REQUEST: Lay out the lines from the line with "y-axis-label: y: [404, 704, 411, 717]" to the line with "rotation-center-point[interactable]: [515, 476, 523, 484]" as a Markdown table with the columns Number and Record line, one row per line, leaving out blank lines.

══ INFORMATION SUPPLIED

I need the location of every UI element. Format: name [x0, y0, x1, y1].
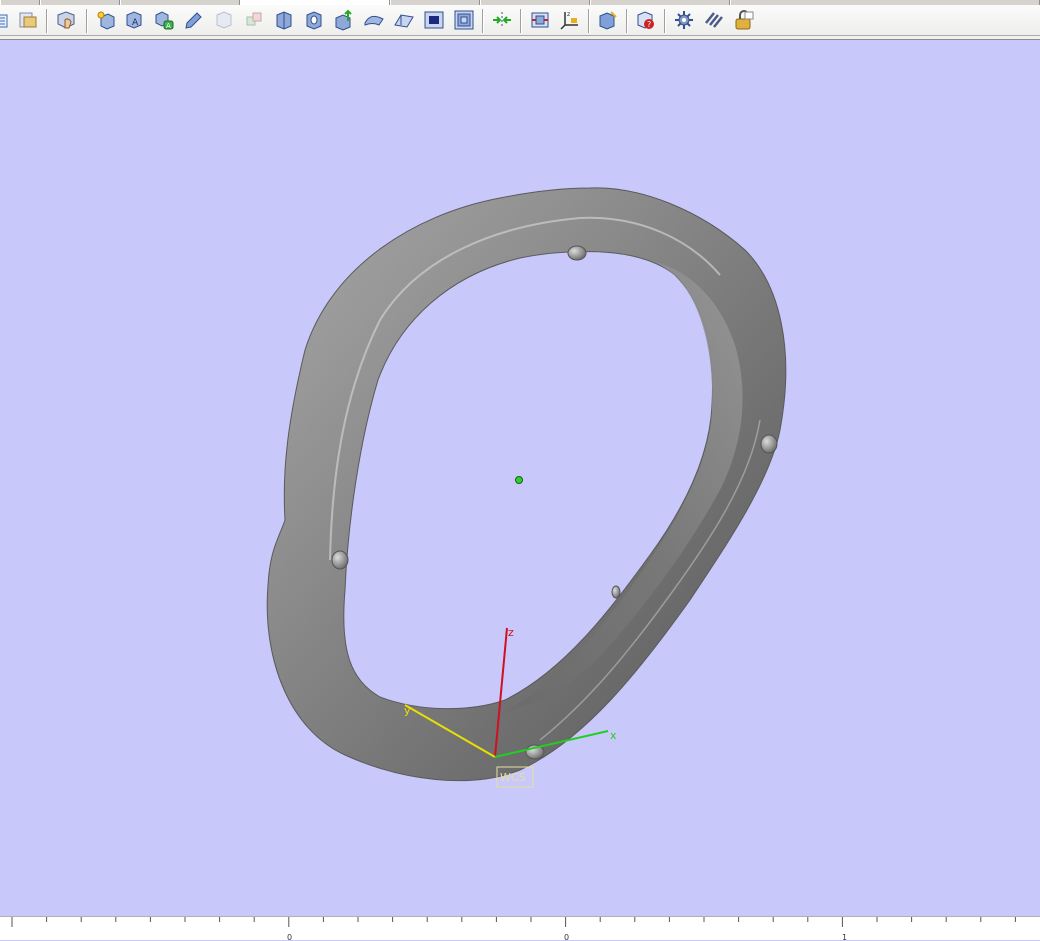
y-axis-label: y: [404, 704, 411, 717]
ghost-box-icon[interactable]: [212, 8, 236, 32]
open-folder-icon[interactable]: [16, 8, 40, 32]
wcs-label: WCS: [500, 771, 526, 784]
ring-pin[interactable]: [331, 550, 349, 570]
toolbar-separator: [626, 9, 628, 33]
create-sketch-icon[interactable]: [94, 8, 118, 32]
assembly-a-icon[interactable]: A: [152, 8, 176, 32]
toolbar-separator: [46, 9, 48, 33]
toolbar-separator: [588, 9, 590, 33]
extrude-icon[interactable]: [272, 8, 296, 32]
gear-icon[interactable]: [672, 8, 696, 32]
sheet-icon[interactable]: [392, 8, 416, 32]
x-axis-label: x: [610, 729, 617, 742]
rotation-center-point[interactable]: [515, 476, 523, 484]
svg-text:A: A: [132, 18, 139, 28]
surface-icon[interactable]: [362, 8, 386, 32]
lock-open-icon[interactable]: [732, 8, 756, 32]
3d-viewport[interactable]: z y x WCS: [0, 40, 1040, 916]
frame-icon[interactable]: [452, 8, 476, 32]
svg-text:z: z: [567, 11, 570, 18]
hand-pan-icon[interactable]: [54, 8, 78, 32]
bottom-ruler: 0 0 1: [0, 916, 1040, 941]
main-toolbar: A A z ?: [0, 5, 1040, 36]
pull-up-icon[interactable]: [332, 8, 356, 32]
svg-text:A: A: [166, 22, 171, 30]
ring-pin[interactable]: [760, 434, 778, 454]
info-cube-icon[interactable]: ?: [634, 8, 658, 32]
part-a-icon[interactable]: A: [122, 8, 146, 32]
mirror-arrows-icon[interactable]: [490, 8, 514, 32]
layers-icon[interactable]: [702, 8, 726, 32]
hole-icon[interactable]: [302, 8, 326, 32]
section-cut-icon[interactable]: [528, 8, 552, 32]
edit-icon[interactable]: [182, 8, 206, 32]
ghost-cubes-icon[interactable]: [242, 8, 266, 32]
model-scene[interactable]: z y x WCS: [0, 40, 1040, 916]
z-axis-label: z: [508, 626, 514, 639]
ruler-ticks: 0 0 1: [11, 917, 1016, 941]
ring-pin[interactable]: [611, 585, 621, 599]
csys-icon[interactable]: z: [558, 8, 582, 32]
ring-pin[interactable]: [567, 245, 587, 261]
toolbar-separator: [520, 9, 522, 33]
toolbar-separator: [664, 9, 666, 33]
toolbar-separator: [86, 9, 88, 33]
toolbar-separator: [482, 9, 484, 33]
box-dark-icon[interactable]: [422, 8, 446, 32]
measure-cube-icon[interactable]: [596, 8, 620, 32]
svg-text:?: ?: [647, 20, 651, 29]
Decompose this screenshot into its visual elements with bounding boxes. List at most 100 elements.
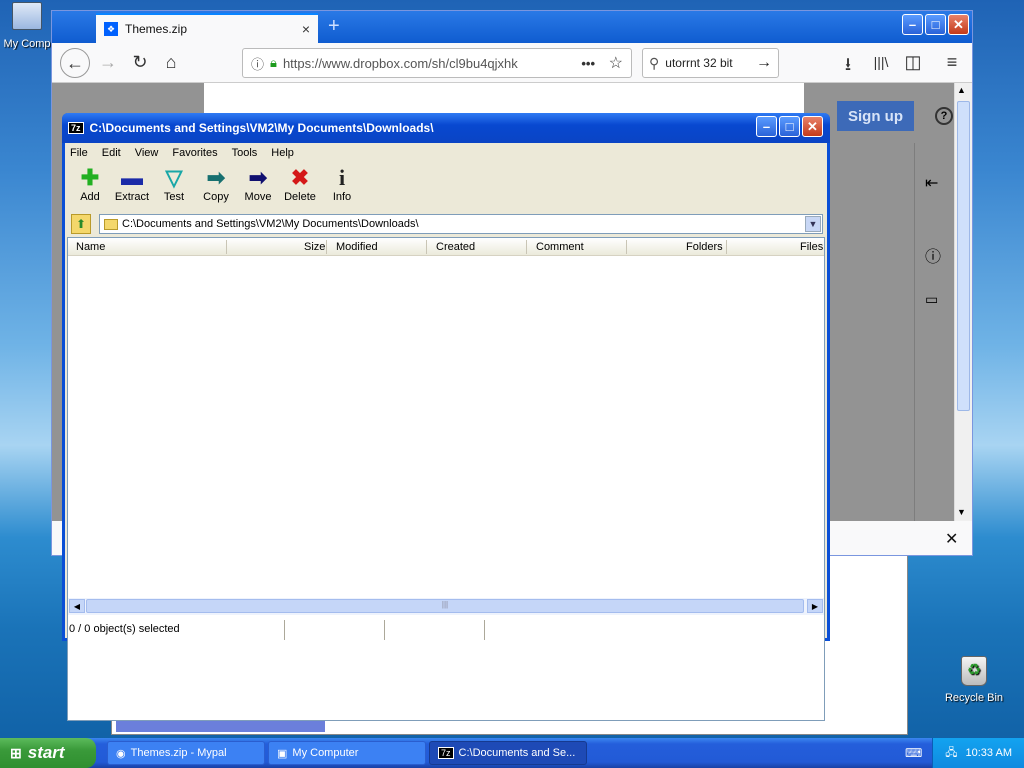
- navigation-bar: ← → ↻ ⌂ ⓘ 🔒︎ https://www.dropbox.com/sh/…: [52, 43, 972, 83]
- status-text: 0 / 0 object(s) selected: [65, 620, 285, 640]
- delete-label: Delete: [284, 191, 316, 203]
- move-button[interactable]: ➡ Move: [237, 165, 279, 213]
- extract-button[interactable]: ▬ Extract: [111, 165, 153, 213]
- close-notification-icon[interactable]: ✕: [945, 529, 958, 549]
- maximize-button[interactable]: □: [925, 14, 946, 35]
- taskbar-item-browser[interactable]: ◉ Themes.zip - Mypal: [107, 741, 265, 765]
- library-icon[interactable]: |||\: [870, 54, 892, 70]
- forward-icon[interactable]: →: [97, 52, 119, 73]
- extract-icon: ▬: [121, 165, 143, 190]
- clock[interactable]: 10:33 AM: [966, 747, 1012, 759]
- column-modified[interactable]: Modified: [336, 241, 378, 253]
- bookmark-star-icon[interactable]: ☆: [609, 53, 623, 73]
- column-comment[interactable]: Comment: [536, 241, 584, 253]
- column-size[interactable]: Size: [304, 241, 325, 253]
- title-bar: 7z C:\Documents and Settings\VM2\My Docu…: [62, 113, 830, 143]
- back-icon[interactable]: ←: [60, 48, 90, 78]
- app-logo-icon: 7z: [438, 747, 454, 759]
- browser-icon: ◉: [116, 747, 126, 760]
- browser-tab[interactable]: ❖ Themes.zip ×: [96, 13, 318, 43]
- status-bar: 0 / 0 object(s) selected: [65, 620, 827, 640]
- close-tab-icon[interactable]: ×: [302, 21, 310, 37]
- scroll-thumb[interactable]: [957, 101, 970, 411]
- test-button[interactable]: ▽ Test: [153, 165, 195, 213]
- toolbar: ✚ Add ▬ Extract ▽ Test ➡ Copy ➡ Move ✖ Delete …: [65, 165, 827, 213]
- minimize-button[interactable]: –: [902, 14, 923, 35]
- desktop-icon-label: My Comp: [3, 38, 51, 50]
- reload-icon[interactable]: ↻: [129, 52, 151, 73]
- taskbar-item-label: Themes.zip - Mypal: [130, 747, 227, 759]
- computer-icon: ▣: [277, 747, 288, 760]
- menu-file[interactable]: File: [70, 147, 88, 159]
- search-icon: ⚲: [649, 54, 660, 71]
- menu-bar: File Edit View Favorites Tools Help: [65, 143, 827, 163]
- info-icon: i: [338, 165, 346, 190]
- desktop-icon-my-computer[interactable]: My Comp: [2, 2, 52, 50]
- info-icon[interactable]: ⓘ: [251, 54, 264, 73]
- url-bar[interactable]: ⓘ 🔒︎ https://www.dropbox.com/sh/cl9bu4qj…: [242, 48, 632, 78]
- collapse-panel-icon[interactable]: ⇤: [925, 173, 938, 193]
- status-cell: [285, 620, 385, 640]
- comment-icon[interactable]: ▭: [925, 291, 938, 308]
- home-icon[interactable]: ⌂: [160, 52, 182, 73]
- scroll-thumb[interactable]: |||: [86, 599, 804, 613]
- column-name[interactable]: Name: [76, 241, 105, 253]
- test-icon: ▽: [165, 165, 183, 190]
- app-logo-icon: 7z: [68, 122, 84, 134]
- close-button[interactable]: ✕: [948, 14, 969, 35]
- info-circle-icon[interactable]: ⓘ: [925, 243, 941, 267]
- add-button[interactable]: ✚ Add: [69, 165, 111, 213]
- keyboard-icon[interactable]: ⌨: [905, 746, 922, 760]
- scroll-left-arrow[interactable]: ◀: [69, 599, 85, 613]
- status-cell: [385, 620, 485, 640]
- add-icon: ✚: [80, 165, 100, 190]
- move-label: Move: [244, 191, 272, 203]
- menu-edit[interactable]: Edit: [102, 147, 121, 159]
- search-value: utorrnt 32 bit: [665, 56, 733, 70]
- copy-button[interactable]: ➡ Copy: [195, 165, 237, 213]
- desktop-icon-recycle-bin[interactable]: ♻ Recycle Bin: [940, 656, 1008, 704]
- horizontal-scrollbar[interactable]: ◀ ||| ▶: [68, 598, 824, 615]
- chevron-down-icon[interactable]: ▼: [805, 216, 821, 232]
- system-tray: 🖧︎ 10:33 AM: [932, 738, 1024, 768]
- scroll-up-arrow[interactable]: ▲: [957, 85, 966, 95]
- start-button[interactable]: ⊞ start: [0, 738, 96, 768]
- sidebar-icon[interactable]: ◫: [902, 52, 924, 73]
- copy-icon: ➡: [206, 165, 226, 190]
- column-created[interactable]: Created: [436, 241, 475, 253]
- help-icon[interactable]: ?: [935, 107, 953, 125]
- column-folders[interactable]: Folders: [686, 241, 723, 253]
- test-label: Test: [163, 191, 185, 203]
- taskbar-item-label: My Computer: [292, 747, 359, 759]
- column-files[interactable]: Files: [800, 241, 823, 253]
- search-go-icon[interactable]: →: [756, 54, 772, 72]
- sign-up-button[interactable]: Sign up: [837, 101, 914, 131]
- vertical-scrollbar[interactable]: ▲ ▼: [954, 83, 972, 521]
- new-tab-icon[interactable]: +: [328, 15, 340, 38]
- page-actions-icon[interactable]: •••: [581, 56, 595, 71]
- taskbar-item-7zip[interactable]: 7z C:\Documents and Se...: [429, 741, 587, 765]
- scroll-right-arrow[interactable]: ▶: [807, 599, 823, 613]
- close-button[interactable]: ✕: [802, 116, 823, 137]
- info-button[interactable]: i Info: [321, 165, 363, 213]
- menu-help[interactable]: Help: [271, 147, 294, 159]
- maximize-button[interactable]: □: [779, 116, 800, 137]
- taskbar-item-my-computer[interactable]: ▣ My Computer: [268, 741, 426, 765]
- menu-icon[interactable]: ≡: [941, 52, 963, 73]
- menu-view[interactable]: View: [135, 147, 159, 159]
- menu-favorites[interactable]: Favorites: [172, 147, 217, 159]
- downloads-icon[interactable]: ⭳: [837, 52, 859, 82]
- extract-label: Extract: [114, 191, 150, 203]
- delete-button[interactable]: ✖ Delete: [279, 165, 321, 213]
- file-list[interactable]: Name Size Modified Created Comment Folde…: [67, 237, 825, 721]
- recycle-bin-icon: ♻: [961, 656, 987, 686]
- search-bar[interactable]: ⚲ utorrnt 32 bit →: [642, 48, 779, 78]
- scroll-down-arrow[interactable]: ▼: [957, 507, 966, 517]
- minimize-button[interactable]: –: [756, 116, 777, 137]
- network-icon[interactable]: 🖧︎: [945, 744, 957, 763]
- folder-up-icon[interactable]: ⬆: [71, 214, 91, 234]
- menu-tools[interactable]: Tools: [232, 147, 258, 159]
- info-label: Info: [332, 191, 352, 203]
- path-input[interactable]: C:\Documents and Settings\VM2\My Documen…: [99, 214, 823, 234]
- list-header: Name Size Modified Created Comment Folde…: [68, 238, 824, 256]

════

EXERCISE ANSWER:
| Number | Record line |
|---|---|
| 1 | y-axis-label: y: [404, 704, 411, 717] |
| 2 | ghost-box-icon[interactable]: [212, 8, 236, 32] |
| 3 | open-folder-icon[interactable]: [16, 8, 40, 32] |
| 4 | wcs-label: WCS: [500, 771, 526, 784] |
| 5 | ring-pin[interactable]: [331, 550, 349, 570] |
| 6 | toolbar-separator: [626, 9, 628, 33] |
| 7 | create-sketch-icon[interactable]: [94, 8, 118, 32] |
| 8 | assembly-a-icon[interactable]: A: [152, 8, 176, 32] |
| 9 | toolbar-separator: [46, 9, 48, 33] |
| 10 | toolbar-separator: [588, 9, 590, 33] |
| 11 | extrude-icon[interactable]: [272, 8, 296, 32] |
| 12 | gear-icon[interactable]: [672, 8, 696, 32] |
| 13 | sheet-icon[interactable]: [392, 8, 416, 32] |
| 14 | x-axis-label: x: [610, 729, 617, 742] |
| 15 | rotation-center-point[interactable]: [515, 476, 523, 484] |